• DATASET EXCERPTS:
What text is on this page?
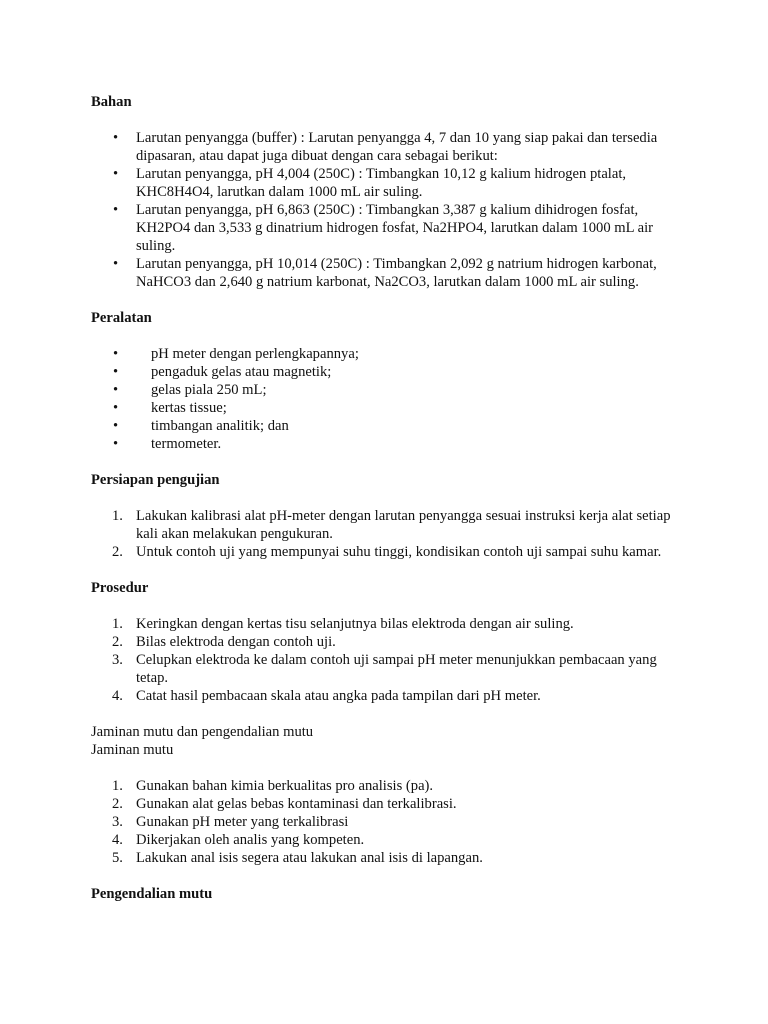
Bahan
• Larutan penyangga (buffer) : Larutan penyangga 4, 7 dan 10 yang siap pakai dan tersedia dipasaran, atau dapat juga dibuat dengan cara sebagai berikut:
• Larutan penyangga, pH 4,004 (250C) : Timbangkan 10,12 g kalium hidrogen ptalat, KHC8H4O4, larutkan dalam 1000 mL air suling.
• Larutan penyangga, pH 6,863 (250C) : Timbangkan 3,387 g kalium dihidrogen fosfat, KH2PO4 dan 3,533 g dinatrium hidrogen fosfat, Na2HPO4, larutkan dalam 1000 mL air suling.
• Larutan penyangga, pH 10,014 (250C) : Timbangkan 2,092 g natrium hidrogen karbonat, NaHCO3 dan 2,640 g natrium karbonat, Na2CO3, larutkan dalam 1000 mL air suling.
Peralatan
• pH meter dengan perlengkapannya;
• pengaduk gelas atau magnetik;
• gelas piala 250 mL;
• kertas tissue;
• timbangan analitik; dan
• termometer.
Persiapan pengujian
1. Lakukan kalibrasi alat pH-meter dengan larutan penyangga sesuai instruksi kerja alat setiap kali akan melakukan pengukuran.
2. Untuk contoh uji yang mempunyai suhu tinggi, kondisikan contoh uji sampai suhu kamar.
Prosedur
1. Keringkan dengan kertas tisu selanjutnya bilas elektroda dengan air suling.
2. Bilas elektroda dengan contoh uji.
3. Celupkan elektroda ke dalam contoh uji sampai pH meter menunjukkan pembacaan yang tetap.
4. Catat hasil pembacaan skala atau angka pada tampilan dari pH meter.

Jaminan mutu dan pengendalian mutu

Jaminan mutu

1. Gunakan bahan kimia berkualitas pro analisis (pa).
2. Gunakan alat gelas bebas kontaminasi dan terkalibrasi.
3. Gunakan pH meter yang terkalibrasi
4. Dikerjakan oleh analis yang kompeten.
5. Lakukan anal isis segera atau lakukan anal isis di lapangan.
Pengendalian mutu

• REQUEST: Return the whole listing, word for word, and leave out every picture.

• SOLUTION TO THIS TASK:
What text is on this page?
Bahan
• Larutan penyangga (buffer) : Larutan penyangga 4, 7 dan 10 yang siap pakai dan tersedia dipasaran, atau dapat juga dibuat dengan cara sebagai berikut:
• Larutan penyangga, pH 4,004 (250C) : Timbangkan 10,12 g kalium hidrogen ptalat, KHC8H4O4, larutkan dalam 1000 mL air suling.
• Larutan penyangga, pH 6,863 (250C) : Timbangkan 3,387 g kalium dihidrogen fosfat, KH2PO4 dan 3,533 g dinatrium hidrogen fosfat, Na2HPO4, larutkan dalam 1000 mL air suling.
• Larutan penyangga, pH 10,014 (250C) : Timbangkan 2,092 g natrium hidrogen karbonat, NaHCO3 dan 2,640 g natrium karbonat, Na2CO3, larutkan dalam 1000 mL air suling.
Peralatan
• pH meter dengan perlengkapannya;
• pengaduk gelas atau magnetik;
• gelas piala 250 mL;
• kertas tissue;
• timbangan analitik; dan
• termometer.
Persiapan pengujian
1. Lakukan kalibrasi alat pH-meter dengan larutan penyangga sesuai instruksi kerja alat setiap kali akan melakukan pengukuran.
2. Untuk contoh uji yang mempunyai suhu tinggi, kondisikan contoh uji sampai suhu kamar.
Prosedur
1. Keringkan dengan kertas tisu selanjutnya bilas elektroda dengan air suling.
2. Bilas elektroda dengan contoh uji.
3. Celupkan elektroda ke dalam contoh uji sampai pH meter menunjukkan pembacaan yang tetap.
4. Catat hasil pembacaan skala atau angka pada tampilan dari pH meter.

Jaminan mutu dan pengendalian mutu

Jaminan mutu

1. Gunakan bahan kimia berkualitas pro analisis (pa).
2. Gunakan alat gelas bebas kontaminasi dan terkalibrasi.
3. Gunakan pH meter yang terkalibrasi
4. Dikerjakan oleh analis yang kompeten.
5. Lakukan anal isis segera atau lakukan anal isis di lapangan.
Pengendalian mutu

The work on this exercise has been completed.